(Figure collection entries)

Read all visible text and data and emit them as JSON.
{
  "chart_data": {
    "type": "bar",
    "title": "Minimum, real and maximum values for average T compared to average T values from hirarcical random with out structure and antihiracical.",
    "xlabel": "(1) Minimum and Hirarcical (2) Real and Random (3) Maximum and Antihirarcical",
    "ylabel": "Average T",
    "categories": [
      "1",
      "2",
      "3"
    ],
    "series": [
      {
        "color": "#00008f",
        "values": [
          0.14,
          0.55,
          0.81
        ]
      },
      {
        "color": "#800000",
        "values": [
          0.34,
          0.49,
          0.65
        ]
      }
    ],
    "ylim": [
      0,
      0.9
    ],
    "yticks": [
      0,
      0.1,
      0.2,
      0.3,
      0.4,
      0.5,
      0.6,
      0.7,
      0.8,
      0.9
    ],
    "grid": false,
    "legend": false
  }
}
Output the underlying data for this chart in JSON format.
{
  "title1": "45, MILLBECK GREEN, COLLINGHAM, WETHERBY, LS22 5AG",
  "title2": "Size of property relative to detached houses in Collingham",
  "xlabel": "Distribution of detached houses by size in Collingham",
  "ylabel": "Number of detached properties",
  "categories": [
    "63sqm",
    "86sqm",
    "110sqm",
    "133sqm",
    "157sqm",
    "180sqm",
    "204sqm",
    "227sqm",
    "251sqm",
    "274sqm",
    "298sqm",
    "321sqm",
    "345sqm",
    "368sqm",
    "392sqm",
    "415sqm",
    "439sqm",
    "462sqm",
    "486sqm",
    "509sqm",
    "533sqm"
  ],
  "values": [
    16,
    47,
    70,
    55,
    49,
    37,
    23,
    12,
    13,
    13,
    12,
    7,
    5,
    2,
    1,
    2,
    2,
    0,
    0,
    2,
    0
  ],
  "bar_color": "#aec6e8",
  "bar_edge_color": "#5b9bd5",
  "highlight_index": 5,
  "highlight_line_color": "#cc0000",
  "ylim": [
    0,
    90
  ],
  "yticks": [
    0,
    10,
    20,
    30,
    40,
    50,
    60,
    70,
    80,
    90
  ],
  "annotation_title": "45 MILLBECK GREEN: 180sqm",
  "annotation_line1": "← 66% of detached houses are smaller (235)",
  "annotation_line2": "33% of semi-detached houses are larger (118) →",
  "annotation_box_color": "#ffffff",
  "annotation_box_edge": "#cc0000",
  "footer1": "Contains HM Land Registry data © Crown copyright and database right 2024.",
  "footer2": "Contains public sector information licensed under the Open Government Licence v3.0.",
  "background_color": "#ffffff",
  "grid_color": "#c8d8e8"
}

- [WORK TO COMPLETE]:
Copy exactly the lines from the one containing "Output the underlying" through the last line of the records, both included, and nothing else.

- [THE OUTPUT]:
Output the underlying data for this chart in JSON format.
{
  "title1": "45, MILLBECK GREEN, COLLINGHAM, WETHERBY, LS22 5AG",
  "title2": "Size of property relative to detached houses in Collingham",
  "xlabel": "Distribution of detached houses by size in Collingham",
  "ylabel": "Number of detached properties",
  "categories": [
    "63sqm",
    "86sqm",
    "110sqm",
    "133sqm",
    "157sqm",
    "180sqm",
    "204sqm",
    "227sqm",
    "251sqm",
    "274sqm",
    "298sqm",
    "321sqm",
    "345sqm",
    "368sqm",
    "392sqm",
    "415sqm",
    "439sqm",
    "462sqm",
    "486sqm",
    "509sqm",
    "533sqm"
  ],
  "values": [
    16,
    47,
    70,
    55,
    49,
    37,
    23,
    12,
    13,
    13,
    12,
    7,
    5,
    2,
    1,
    2,
    2,
    0,
    0,
    2,
    0
  ],
  "bar_color": "#aec6e8",
  "bar_edge_color": "#5b9bd5",
  "highlight_index": 5,
  "highlight_line_color": "#cc0000",
  "ylim": [
    0,
    90
  ],
  "yticks": [
    0,
    10,
    20,
    30,
    40,
    50,
    60,
    70,
    80,
    90
  ],
  "annotation_title": "45 MILLBECK GREEN: 180sqm",
  "annotation_line1": "← 66% of detached houses are smaller (235)",
  "annotation_line2": "33% of semi-detached houses are larger (118) →",
  "annotation_box_color": "#ffffff",
  "annotation_box_edge": "#cc0000",
  "footer1": "Contains HM Land Registry data © Crown copyright and database right 2024.",
  "footer2": "Contains public sector information licensed under the Open Government Licence v3.0.",
  "background_color": "#ffffff",
  "grid_color": "#c8d8e8"
}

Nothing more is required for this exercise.